● **Records supplied**:
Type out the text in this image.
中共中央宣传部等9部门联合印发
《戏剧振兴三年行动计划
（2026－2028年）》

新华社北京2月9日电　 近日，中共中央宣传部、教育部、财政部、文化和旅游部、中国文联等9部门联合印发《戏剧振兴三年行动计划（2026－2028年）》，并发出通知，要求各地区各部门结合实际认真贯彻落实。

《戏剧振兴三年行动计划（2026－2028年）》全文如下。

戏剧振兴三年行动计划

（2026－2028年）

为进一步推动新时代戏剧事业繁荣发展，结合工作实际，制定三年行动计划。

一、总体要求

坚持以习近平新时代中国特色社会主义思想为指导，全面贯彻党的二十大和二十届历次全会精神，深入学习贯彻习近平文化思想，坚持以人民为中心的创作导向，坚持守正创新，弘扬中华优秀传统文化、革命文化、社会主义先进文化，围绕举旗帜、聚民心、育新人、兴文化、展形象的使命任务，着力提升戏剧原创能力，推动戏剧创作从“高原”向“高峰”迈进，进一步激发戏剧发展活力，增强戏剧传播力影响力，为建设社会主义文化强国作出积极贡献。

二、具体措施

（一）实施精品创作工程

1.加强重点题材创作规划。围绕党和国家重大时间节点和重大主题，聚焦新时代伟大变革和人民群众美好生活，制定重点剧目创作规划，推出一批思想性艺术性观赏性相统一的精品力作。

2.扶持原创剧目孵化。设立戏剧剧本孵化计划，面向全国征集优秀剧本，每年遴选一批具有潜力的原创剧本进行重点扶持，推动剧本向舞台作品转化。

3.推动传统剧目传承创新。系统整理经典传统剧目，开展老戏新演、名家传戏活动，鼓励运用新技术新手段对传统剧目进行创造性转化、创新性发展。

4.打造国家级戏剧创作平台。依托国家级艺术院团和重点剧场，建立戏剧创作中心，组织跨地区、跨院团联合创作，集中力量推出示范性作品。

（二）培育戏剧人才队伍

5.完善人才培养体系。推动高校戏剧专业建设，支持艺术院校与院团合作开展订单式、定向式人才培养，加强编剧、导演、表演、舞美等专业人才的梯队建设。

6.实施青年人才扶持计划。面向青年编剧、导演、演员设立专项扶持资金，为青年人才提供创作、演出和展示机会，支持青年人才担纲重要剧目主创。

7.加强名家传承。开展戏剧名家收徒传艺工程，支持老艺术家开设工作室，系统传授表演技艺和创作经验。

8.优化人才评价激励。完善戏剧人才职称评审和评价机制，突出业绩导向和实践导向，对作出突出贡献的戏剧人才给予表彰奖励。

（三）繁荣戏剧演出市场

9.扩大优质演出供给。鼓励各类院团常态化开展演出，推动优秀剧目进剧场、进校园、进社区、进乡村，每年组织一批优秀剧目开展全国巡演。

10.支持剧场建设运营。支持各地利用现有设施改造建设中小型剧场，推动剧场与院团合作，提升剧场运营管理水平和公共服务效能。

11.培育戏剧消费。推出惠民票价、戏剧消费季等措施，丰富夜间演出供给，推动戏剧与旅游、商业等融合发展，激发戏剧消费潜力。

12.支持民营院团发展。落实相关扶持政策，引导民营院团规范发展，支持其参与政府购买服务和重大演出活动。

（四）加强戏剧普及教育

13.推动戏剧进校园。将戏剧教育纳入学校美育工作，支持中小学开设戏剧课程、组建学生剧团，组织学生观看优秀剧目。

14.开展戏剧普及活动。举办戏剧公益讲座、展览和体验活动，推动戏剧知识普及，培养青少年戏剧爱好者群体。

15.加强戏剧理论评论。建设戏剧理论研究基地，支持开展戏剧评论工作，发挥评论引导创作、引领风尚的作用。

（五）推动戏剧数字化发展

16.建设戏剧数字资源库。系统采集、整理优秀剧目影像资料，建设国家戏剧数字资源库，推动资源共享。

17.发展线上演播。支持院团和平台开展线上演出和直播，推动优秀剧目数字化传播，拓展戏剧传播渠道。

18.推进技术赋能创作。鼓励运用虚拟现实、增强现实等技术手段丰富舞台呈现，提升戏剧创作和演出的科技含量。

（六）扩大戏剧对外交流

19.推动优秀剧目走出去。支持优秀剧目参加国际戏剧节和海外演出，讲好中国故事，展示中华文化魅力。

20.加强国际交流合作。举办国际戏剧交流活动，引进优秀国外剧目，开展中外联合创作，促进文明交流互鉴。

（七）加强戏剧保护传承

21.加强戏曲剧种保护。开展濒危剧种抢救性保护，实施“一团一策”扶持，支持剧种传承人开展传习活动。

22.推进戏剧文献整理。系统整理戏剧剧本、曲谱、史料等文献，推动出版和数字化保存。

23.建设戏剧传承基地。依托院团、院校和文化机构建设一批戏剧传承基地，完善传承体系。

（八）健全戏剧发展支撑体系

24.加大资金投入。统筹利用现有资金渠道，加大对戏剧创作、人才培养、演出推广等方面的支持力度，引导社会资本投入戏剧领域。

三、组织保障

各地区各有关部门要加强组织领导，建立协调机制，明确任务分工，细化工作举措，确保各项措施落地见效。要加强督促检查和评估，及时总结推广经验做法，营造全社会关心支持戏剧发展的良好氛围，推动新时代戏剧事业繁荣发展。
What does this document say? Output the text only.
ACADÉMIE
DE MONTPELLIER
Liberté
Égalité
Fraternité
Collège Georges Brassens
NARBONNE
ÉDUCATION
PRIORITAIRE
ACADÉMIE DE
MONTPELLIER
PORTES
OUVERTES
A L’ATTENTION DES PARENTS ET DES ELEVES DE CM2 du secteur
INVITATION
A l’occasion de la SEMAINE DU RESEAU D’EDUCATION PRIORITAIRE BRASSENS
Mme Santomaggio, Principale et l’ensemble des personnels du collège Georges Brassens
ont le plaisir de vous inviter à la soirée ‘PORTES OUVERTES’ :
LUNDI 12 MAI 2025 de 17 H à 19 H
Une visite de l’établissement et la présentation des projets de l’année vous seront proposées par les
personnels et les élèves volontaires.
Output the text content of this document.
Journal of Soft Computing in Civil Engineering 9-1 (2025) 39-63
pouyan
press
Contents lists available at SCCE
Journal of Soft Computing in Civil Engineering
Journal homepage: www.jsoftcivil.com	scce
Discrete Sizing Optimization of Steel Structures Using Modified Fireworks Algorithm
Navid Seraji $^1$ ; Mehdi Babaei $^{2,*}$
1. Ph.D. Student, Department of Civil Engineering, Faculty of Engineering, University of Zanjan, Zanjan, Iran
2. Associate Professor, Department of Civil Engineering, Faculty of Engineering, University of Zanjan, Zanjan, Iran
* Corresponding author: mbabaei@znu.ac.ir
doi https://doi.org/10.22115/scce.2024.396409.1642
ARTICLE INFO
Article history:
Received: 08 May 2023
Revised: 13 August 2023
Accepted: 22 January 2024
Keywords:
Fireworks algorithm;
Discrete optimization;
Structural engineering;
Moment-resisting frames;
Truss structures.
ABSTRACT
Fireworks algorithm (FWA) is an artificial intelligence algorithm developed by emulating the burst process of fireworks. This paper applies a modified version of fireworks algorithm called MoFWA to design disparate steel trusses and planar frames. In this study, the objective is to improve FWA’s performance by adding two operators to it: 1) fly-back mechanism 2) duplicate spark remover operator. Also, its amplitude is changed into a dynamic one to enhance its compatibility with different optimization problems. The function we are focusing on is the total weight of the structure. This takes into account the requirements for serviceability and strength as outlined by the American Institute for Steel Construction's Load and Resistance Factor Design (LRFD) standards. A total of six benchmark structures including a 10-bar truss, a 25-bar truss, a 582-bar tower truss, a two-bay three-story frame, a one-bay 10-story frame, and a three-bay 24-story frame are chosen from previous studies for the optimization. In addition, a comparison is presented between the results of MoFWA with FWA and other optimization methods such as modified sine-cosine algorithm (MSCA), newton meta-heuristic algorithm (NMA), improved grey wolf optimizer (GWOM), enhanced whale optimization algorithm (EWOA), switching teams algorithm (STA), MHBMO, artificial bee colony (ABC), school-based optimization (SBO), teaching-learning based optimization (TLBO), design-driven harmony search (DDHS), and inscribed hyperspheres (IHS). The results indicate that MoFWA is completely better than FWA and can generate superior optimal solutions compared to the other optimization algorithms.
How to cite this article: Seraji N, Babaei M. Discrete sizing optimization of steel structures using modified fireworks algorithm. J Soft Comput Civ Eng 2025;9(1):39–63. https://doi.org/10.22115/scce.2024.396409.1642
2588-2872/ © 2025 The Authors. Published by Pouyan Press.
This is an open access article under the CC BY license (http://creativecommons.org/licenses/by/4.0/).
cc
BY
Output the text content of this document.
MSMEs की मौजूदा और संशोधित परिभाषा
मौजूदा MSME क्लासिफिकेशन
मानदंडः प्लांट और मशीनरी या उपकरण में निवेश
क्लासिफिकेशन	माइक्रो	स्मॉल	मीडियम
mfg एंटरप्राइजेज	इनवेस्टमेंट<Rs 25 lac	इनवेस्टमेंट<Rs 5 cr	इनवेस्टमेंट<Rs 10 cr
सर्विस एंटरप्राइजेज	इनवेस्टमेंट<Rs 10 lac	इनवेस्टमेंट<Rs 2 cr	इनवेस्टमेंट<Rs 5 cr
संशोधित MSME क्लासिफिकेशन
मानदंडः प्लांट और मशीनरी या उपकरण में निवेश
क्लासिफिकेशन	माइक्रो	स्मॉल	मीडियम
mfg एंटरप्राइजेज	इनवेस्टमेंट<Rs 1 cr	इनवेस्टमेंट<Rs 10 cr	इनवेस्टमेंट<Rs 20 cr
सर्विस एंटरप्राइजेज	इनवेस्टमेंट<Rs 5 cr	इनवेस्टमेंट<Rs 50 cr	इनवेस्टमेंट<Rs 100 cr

● **Description of the task**:
Report how many lines contain "Computing". Give nothing but the number.

● **Task output**:
2